** Exercise brief **
Check each line of the material below for "xlabel", then copy the ones that contain it.

■ ■ ■ ■

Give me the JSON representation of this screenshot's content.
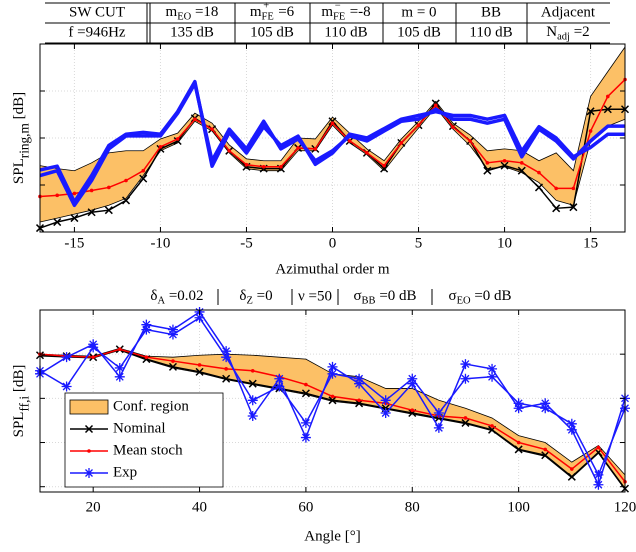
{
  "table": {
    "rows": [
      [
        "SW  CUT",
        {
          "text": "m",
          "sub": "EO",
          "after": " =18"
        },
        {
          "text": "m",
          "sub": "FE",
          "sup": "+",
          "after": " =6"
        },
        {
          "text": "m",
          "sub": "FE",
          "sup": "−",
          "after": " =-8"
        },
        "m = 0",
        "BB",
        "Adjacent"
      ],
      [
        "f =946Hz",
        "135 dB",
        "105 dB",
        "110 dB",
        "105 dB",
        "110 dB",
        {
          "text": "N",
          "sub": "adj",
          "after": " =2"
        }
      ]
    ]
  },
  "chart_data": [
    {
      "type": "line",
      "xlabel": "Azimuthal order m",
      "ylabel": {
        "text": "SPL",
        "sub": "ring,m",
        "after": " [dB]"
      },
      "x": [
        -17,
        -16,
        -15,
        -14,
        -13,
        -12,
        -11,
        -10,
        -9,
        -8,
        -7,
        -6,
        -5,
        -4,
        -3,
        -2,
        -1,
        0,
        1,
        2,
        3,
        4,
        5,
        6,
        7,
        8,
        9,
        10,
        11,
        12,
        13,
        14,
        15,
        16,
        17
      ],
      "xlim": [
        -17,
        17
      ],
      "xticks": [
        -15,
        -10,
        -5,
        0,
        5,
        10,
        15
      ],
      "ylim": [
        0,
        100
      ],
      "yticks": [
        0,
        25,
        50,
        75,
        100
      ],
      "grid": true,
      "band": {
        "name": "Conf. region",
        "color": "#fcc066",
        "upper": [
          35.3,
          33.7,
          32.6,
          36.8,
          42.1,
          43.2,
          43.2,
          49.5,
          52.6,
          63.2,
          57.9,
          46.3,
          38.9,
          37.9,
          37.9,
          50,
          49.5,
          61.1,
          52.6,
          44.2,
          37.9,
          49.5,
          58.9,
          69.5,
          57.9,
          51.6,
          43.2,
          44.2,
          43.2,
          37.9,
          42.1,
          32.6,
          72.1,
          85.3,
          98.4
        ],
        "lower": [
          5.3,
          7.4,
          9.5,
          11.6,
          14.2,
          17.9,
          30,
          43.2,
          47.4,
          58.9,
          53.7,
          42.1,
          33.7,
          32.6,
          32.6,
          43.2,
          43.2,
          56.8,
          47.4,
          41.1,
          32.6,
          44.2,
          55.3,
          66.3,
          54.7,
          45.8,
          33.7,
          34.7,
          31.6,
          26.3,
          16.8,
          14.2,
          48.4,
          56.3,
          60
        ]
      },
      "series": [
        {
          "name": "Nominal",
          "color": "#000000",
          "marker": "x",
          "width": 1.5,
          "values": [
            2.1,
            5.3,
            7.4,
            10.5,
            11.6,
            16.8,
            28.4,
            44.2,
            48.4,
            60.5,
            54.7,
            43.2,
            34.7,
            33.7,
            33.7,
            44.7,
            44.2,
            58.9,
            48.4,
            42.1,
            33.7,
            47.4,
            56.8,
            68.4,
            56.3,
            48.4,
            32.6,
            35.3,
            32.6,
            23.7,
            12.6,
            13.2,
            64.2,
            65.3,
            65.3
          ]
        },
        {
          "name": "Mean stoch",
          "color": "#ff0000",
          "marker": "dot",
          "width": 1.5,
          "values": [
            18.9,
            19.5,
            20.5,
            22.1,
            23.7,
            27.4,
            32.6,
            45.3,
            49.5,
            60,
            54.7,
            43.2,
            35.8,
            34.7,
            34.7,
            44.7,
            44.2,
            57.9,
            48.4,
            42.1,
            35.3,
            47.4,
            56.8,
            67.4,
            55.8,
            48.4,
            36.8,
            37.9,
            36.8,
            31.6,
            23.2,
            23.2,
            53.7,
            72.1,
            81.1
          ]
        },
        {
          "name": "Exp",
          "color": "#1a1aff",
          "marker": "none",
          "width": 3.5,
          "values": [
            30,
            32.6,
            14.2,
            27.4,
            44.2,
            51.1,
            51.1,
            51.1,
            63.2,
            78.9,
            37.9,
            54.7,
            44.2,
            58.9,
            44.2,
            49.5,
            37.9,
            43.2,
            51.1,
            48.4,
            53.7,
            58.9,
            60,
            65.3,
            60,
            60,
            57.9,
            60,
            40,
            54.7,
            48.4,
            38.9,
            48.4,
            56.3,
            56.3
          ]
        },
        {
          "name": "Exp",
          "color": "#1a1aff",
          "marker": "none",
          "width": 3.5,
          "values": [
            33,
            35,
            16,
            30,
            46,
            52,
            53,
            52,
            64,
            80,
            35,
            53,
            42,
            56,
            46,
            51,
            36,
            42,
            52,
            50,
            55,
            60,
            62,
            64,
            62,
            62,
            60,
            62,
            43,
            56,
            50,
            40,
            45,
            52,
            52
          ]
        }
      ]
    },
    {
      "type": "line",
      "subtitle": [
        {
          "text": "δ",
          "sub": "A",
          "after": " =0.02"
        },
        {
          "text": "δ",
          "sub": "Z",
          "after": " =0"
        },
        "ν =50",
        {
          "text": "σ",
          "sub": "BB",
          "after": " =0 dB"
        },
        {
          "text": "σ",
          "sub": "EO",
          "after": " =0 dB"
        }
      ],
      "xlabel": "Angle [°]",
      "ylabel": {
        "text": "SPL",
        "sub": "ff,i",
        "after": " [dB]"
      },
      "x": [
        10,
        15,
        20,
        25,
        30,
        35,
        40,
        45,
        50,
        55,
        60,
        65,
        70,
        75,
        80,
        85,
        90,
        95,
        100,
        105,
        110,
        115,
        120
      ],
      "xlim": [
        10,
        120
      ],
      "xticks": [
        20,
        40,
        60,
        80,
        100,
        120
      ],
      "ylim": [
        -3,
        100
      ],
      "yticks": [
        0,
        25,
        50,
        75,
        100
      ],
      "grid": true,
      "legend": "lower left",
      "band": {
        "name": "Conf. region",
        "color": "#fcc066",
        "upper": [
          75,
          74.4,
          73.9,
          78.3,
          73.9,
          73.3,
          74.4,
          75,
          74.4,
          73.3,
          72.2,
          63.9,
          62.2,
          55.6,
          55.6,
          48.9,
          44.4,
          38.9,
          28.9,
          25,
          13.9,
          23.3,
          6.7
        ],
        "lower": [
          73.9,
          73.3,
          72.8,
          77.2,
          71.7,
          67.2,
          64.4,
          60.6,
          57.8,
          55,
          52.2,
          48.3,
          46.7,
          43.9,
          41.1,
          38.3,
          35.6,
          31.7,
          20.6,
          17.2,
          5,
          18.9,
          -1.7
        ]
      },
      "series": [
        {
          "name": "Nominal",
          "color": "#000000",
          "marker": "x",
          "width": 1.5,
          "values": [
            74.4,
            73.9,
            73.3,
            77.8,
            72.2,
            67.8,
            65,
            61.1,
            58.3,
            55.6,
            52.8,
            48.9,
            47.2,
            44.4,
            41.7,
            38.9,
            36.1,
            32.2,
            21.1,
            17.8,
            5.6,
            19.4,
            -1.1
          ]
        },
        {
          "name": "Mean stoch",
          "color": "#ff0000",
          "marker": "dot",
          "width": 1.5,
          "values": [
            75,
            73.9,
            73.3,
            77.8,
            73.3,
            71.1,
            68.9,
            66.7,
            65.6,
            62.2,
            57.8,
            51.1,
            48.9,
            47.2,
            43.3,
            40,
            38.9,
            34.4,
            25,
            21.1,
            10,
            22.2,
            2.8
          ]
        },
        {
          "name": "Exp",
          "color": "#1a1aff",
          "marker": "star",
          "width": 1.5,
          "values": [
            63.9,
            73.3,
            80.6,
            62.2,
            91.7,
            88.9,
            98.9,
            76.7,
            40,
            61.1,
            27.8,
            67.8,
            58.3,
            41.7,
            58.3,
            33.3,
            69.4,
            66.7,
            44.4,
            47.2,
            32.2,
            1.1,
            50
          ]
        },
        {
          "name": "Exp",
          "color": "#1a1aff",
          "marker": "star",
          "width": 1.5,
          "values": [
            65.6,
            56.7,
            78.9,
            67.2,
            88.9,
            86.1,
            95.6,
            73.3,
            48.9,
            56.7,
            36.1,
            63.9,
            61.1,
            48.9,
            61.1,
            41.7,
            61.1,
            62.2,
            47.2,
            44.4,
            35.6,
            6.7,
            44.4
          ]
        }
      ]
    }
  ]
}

■ ■ ■ ■

** Output for this task **
      "xlabel": "Azimuthal order m",
      "xlabel": "Angle [°]",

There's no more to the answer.